*PASSAGE TO READ*
Re: [PATCH v4] vmstat: Kernel stack usage histogram

From: Pasha Tatashin
Date: Thu Jul 18 2024 - 22:56:07 EST


On Thu, Jul 18, 2024 at 7:36 PM Shakeel Butt <shakeel.butt@xxxxxxxxx> wrote:
>
> On Thu, Jul 18, 2024 at 08:26:11PM GMT, Pasha Tatashin wrote:
> [...]
> > diff --git a/include/linux/sched/task_stack.h b/include/linux/sched/task_stack.h
> > index ccd72b978e1f..65e8c9fb7f9b 100644
> > --- a/include/linux/sched/task_stack.h
> > +++ b/include/linux/sched/task_stack.h
> > @@ -95,9 +95,51 @@ static inline int object_is_on_stack(const void *obj)
> > extern void thread_stack_cache_init(void);
> >
> > #ifdef CONFIG_DEBUG_STACK_USAGE
> > +#ifdef CONFIG_VM_EVENT_COUNTERS
> > +#include <linux/vm_event_item.h>
> > +
> > +/* Count the maximum pages reached in kernel stacks */
> > +static inline void kstack_histogram(unsigned long used_stack)
>
> Any specific reason to add this function in header?

For performance reasons to keep it inlined into stack_not_used() which
is also defined as inline function in this header.

>
> > +{
> > + if (used_stack <= 1024)
> > + this_cpu_inc(vm_event_states.event[KSTACK_1K]);
>
> Why not count_vm_event(KSTACK_1K)? Avoiding header include recursion?

I could not include "linux/vmstat.h" into "linux/sched/task_stack.h"

Stored entries
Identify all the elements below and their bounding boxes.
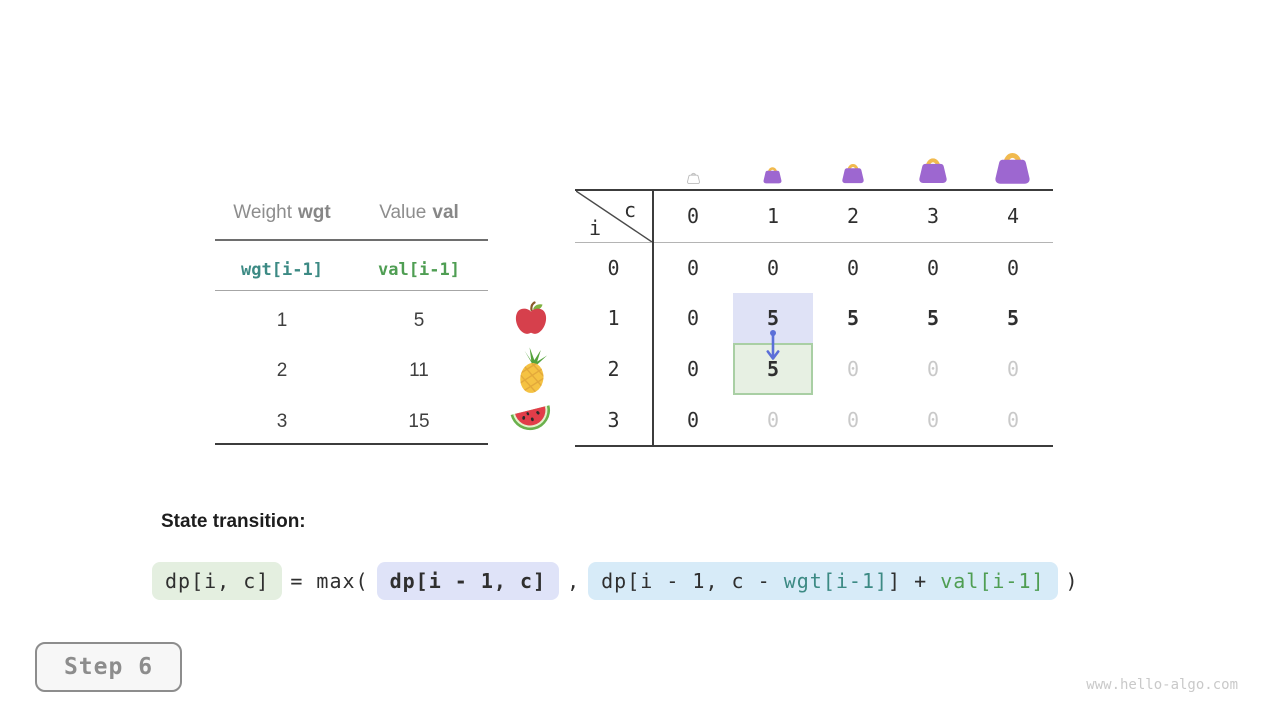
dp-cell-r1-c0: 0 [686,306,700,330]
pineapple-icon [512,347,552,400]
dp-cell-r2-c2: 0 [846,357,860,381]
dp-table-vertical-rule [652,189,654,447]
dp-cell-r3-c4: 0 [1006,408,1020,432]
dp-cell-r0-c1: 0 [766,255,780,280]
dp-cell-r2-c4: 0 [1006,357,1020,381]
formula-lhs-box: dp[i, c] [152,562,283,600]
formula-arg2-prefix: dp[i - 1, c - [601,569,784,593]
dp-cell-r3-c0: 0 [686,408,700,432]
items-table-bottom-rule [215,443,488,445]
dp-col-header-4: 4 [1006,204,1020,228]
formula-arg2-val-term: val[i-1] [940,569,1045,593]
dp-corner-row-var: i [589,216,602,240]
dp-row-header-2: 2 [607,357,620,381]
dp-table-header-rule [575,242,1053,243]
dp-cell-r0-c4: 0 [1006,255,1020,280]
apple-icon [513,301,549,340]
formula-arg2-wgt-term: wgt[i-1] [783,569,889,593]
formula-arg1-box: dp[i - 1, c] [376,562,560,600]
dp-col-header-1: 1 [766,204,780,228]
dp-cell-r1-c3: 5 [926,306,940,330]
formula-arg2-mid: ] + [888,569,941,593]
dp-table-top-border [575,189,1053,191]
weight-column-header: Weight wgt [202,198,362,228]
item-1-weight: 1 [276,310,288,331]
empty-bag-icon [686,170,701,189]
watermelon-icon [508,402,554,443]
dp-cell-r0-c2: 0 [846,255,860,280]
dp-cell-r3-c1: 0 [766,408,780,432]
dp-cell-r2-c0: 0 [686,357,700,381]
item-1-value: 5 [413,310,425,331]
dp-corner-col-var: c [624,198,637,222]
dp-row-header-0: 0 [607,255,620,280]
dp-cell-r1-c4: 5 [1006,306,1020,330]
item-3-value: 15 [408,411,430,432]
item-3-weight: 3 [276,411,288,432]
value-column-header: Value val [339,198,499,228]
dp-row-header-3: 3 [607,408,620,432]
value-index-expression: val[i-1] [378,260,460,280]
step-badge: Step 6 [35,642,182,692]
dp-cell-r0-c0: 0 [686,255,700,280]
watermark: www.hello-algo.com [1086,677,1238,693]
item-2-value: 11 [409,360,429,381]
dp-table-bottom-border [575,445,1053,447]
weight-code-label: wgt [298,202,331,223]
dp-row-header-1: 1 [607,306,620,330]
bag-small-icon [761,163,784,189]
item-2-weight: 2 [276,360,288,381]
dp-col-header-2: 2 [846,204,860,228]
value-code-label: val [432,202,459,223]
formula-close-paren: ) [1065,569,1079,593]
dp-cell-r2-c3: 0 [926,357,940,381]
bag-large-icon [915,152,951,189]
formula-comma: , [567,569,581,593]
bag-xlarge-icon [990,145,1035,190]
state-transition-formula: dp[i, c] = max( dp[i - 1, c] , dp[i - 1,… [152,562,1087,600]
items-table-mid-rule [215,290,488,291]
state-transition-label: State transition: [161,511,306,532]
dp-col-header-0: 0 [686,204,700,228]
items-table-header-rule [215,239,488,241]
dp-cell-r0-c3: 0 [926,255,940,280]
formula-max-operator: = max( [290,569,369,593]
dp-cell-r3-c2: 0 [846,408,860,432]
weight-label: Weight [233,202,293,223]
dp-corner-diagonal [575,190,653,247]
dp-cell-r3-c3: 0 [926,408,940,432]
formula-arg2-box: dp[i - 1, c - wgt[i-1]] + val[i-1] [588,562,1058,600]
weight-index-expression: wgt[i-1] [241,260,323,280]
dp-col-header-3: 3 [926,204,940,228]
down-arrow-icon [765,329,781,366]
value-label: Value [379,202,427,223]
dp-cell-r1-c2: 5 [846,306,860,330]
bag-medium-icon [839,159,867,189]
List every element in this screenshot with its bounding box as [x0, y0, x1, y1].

*SET PROBLEM 1*
Reproduce the text of the patch reply word for word, between "For performance reasons" and "header include recursion?", inclusive.
*SET PROBLEM 2*
In the patch reply, why does Pasha Tatashin say kstack_histogram() was put in the header?
*SET PROBLEM 3*
Write what comes next in the patch reply, starting right after its final line.

*RESULT 1*
For performance reasons to keep it inlined into stack_not_used() which
is also defined as inline function in this header.

>
> > +{
> > + if (used_stack <= 1024)
> > + this_cpu_inc(vm_event_states.event[KSTACK_1K]);
>
> Why not count_vm_event(KSTACK_1K)? Avoiding header include recursion?

*RESULT 2*
For performance, so that it stays inlined into stack_not_used(), which is also defined as an inline function in that header.

*RESULT 3*
because it introduces some dependencies such linux/mm.h and
linux/fs.h, uapi/linux/stat.h, and when all of those are added it
still fails to compile on some architectures, so it was just simpler
to stop resolving the conflicts and use this_cpu_inc() directly.

>
> > +#if THREAD_SIZE > 1024
> > + else if (used_stack <= 2048)
> > + this_cpu_inc(vm_event_states.event[KSTACK_2K]);
> > +#endif
> > +#if THREAD_SIZE > 2048
> > + else if (used_stack <= 4096)
> > + this_cpu_inc(vm_event_states.event[KSTACK_4K]);
> > +#endif
> > +#if THREAD_SIZE > 4096
> > + else if (used_stack <= 8192)
> > + this_cpu_inc(vm_event_states.event[KSTACK_8K]);
> > +#endif
> > +#if THREAD_SIZE > 8192
> > + else if (used_stack <= 16384)
> > + this_cpu_inc(vm_event_states.event[KSTACK_16K]);
> > +#endif
> > +#if THREAD_SIZE > 16384
> > + else if (used_stack <= 32768)
> > + this_cpu_inc(vm_event_states.event[KSTACK_32K]);
> > +#endif
> > +#if THREAD_SIZE > 32768
> > + else if (used_stack <= 65536)
> > + this_cpu_inc(vm_event_states.event[KSTACK_64K]);
> > +#endif
> > +#if THREAD_SIZE > 65536
> > + else
> > + this_cpu_inc(vm_event_states.event[KSTACK_REST]);
> > +#endif
> > +}
> > +#else /* !CONFIG_VM_EVENT_COUNTERS */
> > +static inline void kstack_histogram(unsigned long used_stack) {}
> > +#endif /* CONFIG_VM_EVENT_COUNTERS */
> > +
> > static inline unsigned long stack_not_used(struct task_struct *p)
> > {
> > unsigned long *n = end_of_stack(p);
> > + unsigned long unused_stack;
> >
> > do { /* Skip over canary */
> > # ifdef CONFIG_STACK_GROWSUP
> > @@ -108,10 +150,13 @@ static inline unsigned long stack_not_used(struct task_struct *p)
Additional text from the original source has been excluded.